§ **INSTRUCTIONS TO FOLLOW**:
Reproduce the listing below verbatim.

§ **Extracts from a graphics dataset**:
------------------------------

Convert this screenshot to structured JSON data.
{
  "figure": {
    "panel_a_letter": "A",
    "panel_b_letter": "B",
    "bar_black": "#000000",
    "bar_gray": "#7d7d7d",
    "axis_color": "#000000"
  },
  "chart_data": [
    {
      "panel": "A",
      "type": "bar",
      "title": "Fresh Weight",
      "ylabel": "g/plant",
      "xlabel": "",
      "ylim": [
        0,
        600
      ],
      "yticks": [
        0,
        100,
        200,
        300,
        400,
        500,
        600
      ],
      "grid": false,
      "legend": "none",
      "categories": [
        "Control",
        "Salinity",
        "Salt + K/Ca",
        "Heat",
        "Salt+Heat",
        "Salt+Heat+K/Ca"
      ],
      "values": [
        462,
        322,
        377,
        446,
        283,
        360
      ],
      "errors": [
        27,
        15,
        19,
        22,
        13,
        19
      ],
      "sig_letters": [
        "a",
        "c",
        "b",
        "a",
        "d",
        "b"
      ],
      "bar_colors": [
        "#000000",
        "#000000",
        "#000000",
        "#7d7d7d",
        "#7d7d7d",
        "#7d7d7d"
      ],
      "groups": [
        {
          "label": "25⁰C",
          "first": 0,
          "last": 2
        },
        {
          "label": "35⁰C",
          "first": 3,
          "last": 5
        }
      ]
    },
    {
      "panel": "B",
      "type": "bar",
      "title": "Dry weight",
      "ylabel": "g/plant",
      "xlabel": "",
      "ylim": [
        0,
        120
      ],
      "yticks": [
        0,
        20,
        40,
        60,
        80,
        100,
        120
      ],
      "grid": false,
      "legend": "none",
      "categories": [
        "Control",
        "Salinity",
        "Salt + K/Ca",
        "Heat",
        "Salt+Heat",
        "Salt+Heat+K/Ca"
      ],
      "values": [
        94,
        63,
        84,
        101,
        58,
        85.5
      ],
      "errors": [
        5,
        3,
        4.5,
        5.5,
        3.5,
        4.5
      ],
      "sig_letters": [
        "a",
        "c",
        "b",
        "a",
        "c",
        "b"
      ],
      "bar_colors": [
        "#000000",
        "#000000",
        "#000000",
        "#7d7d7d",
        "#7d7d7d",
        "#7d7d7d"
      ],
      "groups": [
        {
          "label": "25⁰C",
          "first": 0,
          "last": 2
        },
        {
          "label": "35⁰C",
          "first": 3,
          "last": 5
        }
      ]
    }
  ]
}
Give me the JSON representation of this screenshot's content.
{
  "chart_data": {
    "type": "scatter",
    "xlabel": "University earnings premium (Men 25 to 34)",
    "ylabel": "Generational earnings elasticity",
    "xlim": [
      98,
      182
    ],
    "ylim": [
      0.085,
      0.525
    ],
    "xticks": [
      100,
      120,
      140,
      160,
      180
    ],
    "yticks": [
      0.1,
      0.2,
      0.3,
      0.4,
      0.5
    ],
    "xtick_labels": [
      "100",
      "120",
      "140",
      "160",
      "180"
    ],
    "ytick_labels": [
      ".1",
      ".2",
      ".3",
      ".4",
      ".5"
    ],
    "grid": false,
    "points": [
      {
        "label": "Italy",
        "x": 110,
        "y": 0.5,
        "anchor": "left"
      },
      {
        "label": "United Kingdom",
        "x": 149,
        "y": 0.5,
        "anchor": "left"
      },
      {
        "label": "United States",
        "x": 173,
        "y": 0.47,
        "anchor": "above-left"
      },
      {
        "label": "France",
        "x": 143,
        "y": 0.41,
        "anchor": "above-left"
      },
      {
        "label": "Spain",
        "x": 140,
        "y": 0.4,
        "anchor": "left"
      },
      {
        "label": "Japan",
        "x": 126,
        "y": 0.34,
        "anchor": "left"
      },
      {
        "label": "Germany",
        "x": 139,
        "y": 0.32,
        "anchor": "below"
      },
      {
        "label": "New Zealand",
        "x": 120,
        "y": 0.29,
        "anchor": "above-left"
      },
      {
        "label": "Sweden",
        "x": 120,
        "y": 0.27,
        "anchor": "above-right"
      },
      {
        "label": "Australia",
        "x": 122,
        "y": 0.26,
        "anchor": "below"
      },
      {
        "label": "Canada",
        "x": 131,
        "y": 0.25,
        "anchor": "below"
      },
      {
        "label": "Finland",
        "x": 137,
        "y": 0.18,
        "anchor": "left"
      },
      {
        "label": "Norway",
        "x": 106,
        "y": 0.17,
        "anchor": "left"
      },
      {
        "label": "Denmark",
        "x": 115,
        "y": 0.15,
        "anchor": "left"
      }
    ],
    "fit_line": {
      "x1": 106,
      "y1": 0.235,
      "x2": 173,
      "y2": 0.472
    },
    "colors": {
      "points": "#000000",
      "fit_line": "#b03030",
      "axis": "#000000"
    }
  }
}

------------------------------

§ **ANSWER TO THIS EXERCISE**:
Convert this screenshot to structured JSON data.
{
  "figure": {
    "panel_a_letter": "A",
    "panel_b_letter": "B",
    "bar_black": "#000000",
    "bar_gray": "#7d7d7d",
    "axis_color": "#000000"
  },
  "chart_data": [
    {
      "panel": "A",
      "type": "bar",
      "title": "Fresh Weight",
      "ylabel": "g/plant",
      "xlabel": "",
      "ylim": [
        0,
        600
      ],
      "yticks": [
        0,
        100,
        200,
        300,
        400,
        500,
        600
      ],
      "grid": false,
      "legend": "none",
      "categories": [
        "Control",
        "Salinity",
        "Salt + K/Ca",
        "Heat",
        "Salt+Heat",
        "Salt+Heat+K/Ca"
      ],
      "values": [
        462,
        322,
        377,
        446,
        283,
        360
      ],
      "errors": [
        27,
        15,
        19,
        22,
        13,
        19
      ],
      "sig_letters": [
        "a",
        "c",
        "b",
        "a",
        "d",
        "b"
      ],
      "bar_colors": [
        "#000000",
        "#000000",
        "#000000",
        "#7d7d7d",
        "#7d7d7d",
        "#7d7d7d"
      ],
      "groups": [
        {
          "label": "25⁰C",
          "first": 0,
          "last": 2
        },
        {
          "label": "35⁰C",
          "first": 3,
          "last": 5
        }
      ]
    },
    {
      "panel": "B",
      "type": "bar",
      "title": "Dry weight",
      "ylabel": "g/plant",
      "xlabel": "",
      "ylim": [
        0,
        120
      ],
      "yticks": [
        0,
        20,
        40,
        60,
        80,
        100,
        120
      ],
      "grid": false,
      "legend": "none",
      "categories": [
        "Control",
        "Salinity",
        "Salt + K/Ca",
        "Heat",
        "Salt+Heat",
        "Salt+Heat+K/Ca"
      ],
      "values": [
        94,
        63,
        84,
        101,
        58,
        85.5
      ],
      "errors": [
        5,
        3,
        4.5,
        5.5,
        3.5,
        4.5
      ],
      "sig_letters": [
        "a",
        "c",
        "b",
        "a",
        "c",
        "b"
      ],
      "bar_colors": [
        "#000000",
        "#000000",
        "#000000",
        "#7d7d7d",
        "#7d7d7d",
        "#7d7d7d"
      ],
      "groups": [
        {
          "label": "25⁰C",
          "first": 0,
          "last": 2
        },
        {
          "label": "35⁰C",
          "first": 3,
          "last": 5
        }
      ]
    }
  ]
}
Give me the JSON representation of this screenshot's content.
{
  "chart_data": {
    "type": "scatter",
    "xlabel": "University earnings premium (Men 25 to 34)",
    "ylabel": "Generational earnings elasticity",
    "xlim": [
      98,
      182
    ],
    "ylim": [
      0.085,
      0.525
    ],
    "xticks": [
      100,
      120,
      140,
      160,
      180
    ],
    "yticks": [
      0.1,
      0.2,
      0.3,
      0.4,
      0.5
    ],
    "xtick_labels": [
      "100",
      "120",
      "140",
      "160",
      "180"
    ],
    "ytick_labels": [
      ".1",
      ".2",
      ".3",
      ".4",
      ".5"
    ],
    "grid": false,
    "points": [
      {
        "label": "Italy",
        "x": 110,
        "y": 0.5,
        "anchor": "left"
      },
      {
        "label": "United Kingdom",
        "x": 149,
        "y": 0.5,
        "anchor": "left"
      },
      {
        "label": "United States",
        "x": 173,
        "y": 0.47,
        "anchor": "above-left"
      },
      {
        "label": "France",
        "x": 143,
        "y": 0.41,
        "anchor": "above-left"
      },
      {
        "label": "Spain",
        "x": 140,
        "y": 0.4,
        "anchor": "left"
      },
      {
        "label": "Japan",
        "x": 126,
        "y": 0.34,
        "anchor": "left"
      },
      {
        "label": "Germany",
        "x": 139,
        "y": 0.32,
        "anchor": "below"
      },
      {
        "label": "New Zealand",
        "x": 120,
        "y": 0.29,
        "anchor": "above-left"
      },
      {
        "label": "Sweden",
        "x": 120,
        "y": 0.27,
        "anchor": "above-right"
      },
      {
        "label": "Australia",
        "x": 122,
        "y": 0.26,
        "anchor": "below"
      },
      {
        "label": "Canada",
        "x": 131,
        "y": 0.25,
        "anchor": "below"
      },
      {
        "label": "Finland",
        "x": 137,
        "y": 0.18,
        "anchor": "left"
      },
      {
        "label": "Norway",
        "x": 106,
        "y": 0.17,
        "anchor": "left"
      },
      {
        "label": "Denmark",
        "x": 115,
        "y": 0.15,
        "anchor": "left"
      }
    ],
    "fit_line": {
      "x1": 106,
      "y1": 0.235,
      "x2": 173,
      "y2": 0.472
    },
    "colors": {
      "points": "#000000",
      "fit_line": "#b03030",
      "axis": "#000000"
    }
  }
}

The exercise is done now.